══ SOURCE MATERIAL ══

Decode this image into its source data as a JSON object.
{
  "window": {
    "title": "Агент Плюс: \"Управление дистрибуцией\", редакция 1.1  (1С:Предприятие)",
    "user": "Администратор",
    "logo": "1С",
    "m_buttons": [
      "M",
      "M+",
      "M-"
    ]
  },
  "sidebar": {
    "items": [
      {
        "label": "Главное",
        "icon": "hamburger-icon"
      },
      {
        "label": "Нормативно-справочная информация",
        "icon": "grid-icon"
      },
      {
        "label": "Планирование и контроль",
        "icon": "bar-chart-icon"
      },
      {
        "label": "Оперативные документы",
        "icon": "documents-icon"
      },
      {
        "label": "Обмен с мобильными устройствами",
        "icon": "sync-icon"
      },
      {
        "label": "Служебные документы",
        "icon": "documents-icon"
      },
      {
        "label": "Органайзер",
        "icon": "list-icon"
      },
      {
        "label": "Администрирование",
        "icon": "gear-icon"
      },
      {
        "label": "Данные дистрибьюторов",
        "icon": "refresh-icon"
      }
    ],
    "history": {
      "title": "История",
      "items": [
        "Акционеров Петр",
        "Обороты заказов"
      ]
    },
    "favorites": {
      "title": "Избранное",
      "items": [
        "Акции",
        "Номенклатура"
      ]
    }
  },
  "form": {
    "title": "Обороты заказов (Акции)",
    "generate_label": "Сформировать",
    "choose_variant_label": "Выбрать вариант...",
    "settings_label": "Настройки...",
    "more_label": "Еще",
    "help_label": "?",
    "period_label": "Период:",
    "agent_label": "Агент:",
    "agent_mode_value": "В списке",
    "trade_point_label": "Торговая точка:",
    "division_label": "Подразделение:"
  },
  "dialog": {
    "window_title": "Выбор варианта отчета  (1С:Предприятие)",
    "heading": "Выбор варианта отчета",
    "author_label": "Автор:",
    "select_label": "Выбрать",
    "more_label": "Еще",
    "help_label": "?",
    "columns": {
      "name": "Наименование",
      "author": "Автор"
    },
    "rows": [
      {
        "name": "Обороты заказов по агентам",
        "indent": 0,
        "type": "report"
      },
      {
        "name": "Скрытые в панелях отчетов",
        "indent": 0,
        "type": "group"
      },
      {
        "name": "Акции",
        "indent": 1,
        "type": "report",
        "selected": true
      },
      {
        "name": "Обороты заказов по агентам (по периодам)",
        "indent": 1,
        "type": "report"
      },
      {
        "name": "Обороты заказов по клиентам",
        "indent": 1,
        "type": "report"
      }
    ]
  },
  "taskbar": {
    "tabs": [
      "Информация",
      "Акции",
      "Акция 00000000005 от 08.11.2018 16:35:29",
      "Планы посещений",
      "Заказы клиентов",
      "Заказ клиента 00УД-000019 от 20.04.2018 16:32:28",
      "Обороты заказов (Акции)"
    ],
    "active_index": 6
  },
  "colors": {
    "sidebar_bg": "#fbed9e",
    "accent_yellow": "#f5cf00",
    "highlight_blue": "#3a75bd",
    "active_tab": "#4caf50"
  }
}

═══

» WHAT THIS TASK INVOLVES: Transcribe the whole listing exactly.

» THE RESPONSE:
Decode this image into its source data as a JSON object.
{
  "window": {
    "title": "Агент Плюс: \"Управление дистрибуцией\", редакция 1.1  (1С:Предприятие)",
    "user": "Администратор",
    "logo": "1С",
    "m_buttons": [
      "M",
      "M+",
      "M-"
    ]
  },
  "sidebar": {
    "items": [
      {
        "label": "Главное",
        "icon": "hamburger-icon"
      },
      {
        "label": "Нормативно-справочная информация",
        "icon": "grid-icon"
      },
      {
        "label": "Планирование и контроль",
        "icon": "bar-chart-icon"
      },
      {
        "label": "Оперативные документы",
        "icon": "documents-icon"
      },
      {
        "label": "Обмен с мобильными устройствами",
        "icon": "sync-icon"
      },
      {
        "label": "Служебные документы",
        "icon": "documents-icon"
      },
      {
        "label": "Органайзер",
        "icon": "list-icon"
      },
      {
        "label": "Администрирование",
        "icon": "gear-icon"
      },
      {
        "label": "Данные дистрибьюторов",
        "icon": "refresh-icon"
      }
    ],
    "history": {
      "title": "История",
      "items": [
        "Акционеров Петр",
        "Обороты заказов"
      ]
    },
    "favorites": {
      "title": "Избранное",
      "items": [
        "Акции",
        "Номенклатура"
      ]
    }
  },
  "form": {
    "title": "Обороты заказов (Акции)",
    "generate_label": "Сформировать",
    "choose_variant_label": "Выбрать вариант...",
    "settings_label": "Настройки...",
    "more_label": "Еще",
    "help_label": "?",
    "period_label": "Период:",
    "agent_label": "Агент:",
    "agent_mode_value": "В списке",
    "trade_point_label": "Торговая точка:",
    "division_label": "Подразделение:"
  },
  "dialog": {
    "window_title": "Выбор варианта отчета  (1С:Предприятие)",
    "heading": "Выбор варианта отчета",
    "author_label": "Автор:",
    "select_label": "Выбрать",
    "more_label": "Еще",
    "help_label": "?",
    "columns": {
      "name": "Наименование",
      "author": "Автор"
    },
    "rows": [
      {
        "name": "Обороты заказов по агентам",
        "indent": 0,
        "type": "report"
      },
      {
        "name": "Скрытые в панелях отчетов",
        "indent": 0,
        "type": "group"
      },
      {
        "name": "Акции",
        "indent": 1,
        "type": "report",
        "selected": true
      },
      {
        "name": "Обороты заказов по агентам (по периодам)",
        "indent": 1,
        "type": "report"
      },
      {
        "name": "Обороты заказов по клиентам",
        "indent": 1,
        "type": "report"
      }
    ]
  },
  "taskbar": {
    "tabs": [
      "Информация",
      "Акции",
      "Акция 00000000005 от 08.11.2018 16:35:29",
      "Планы посещений",
      "Заказы клиентов",
      "Заказ клиента 00УД-000019 от 20.04.2018 16:32:28",
      "Обороты заказов (Акции)"
    ],
    "active_index": 6
  },
  "colors": {
    "sidebar_bg": "#fbed9e",
    "accent_yellow": "#f5cf00",
    "highlight_blue": "#3a75bd",
    "active_tab": "#4caf50"
  }
}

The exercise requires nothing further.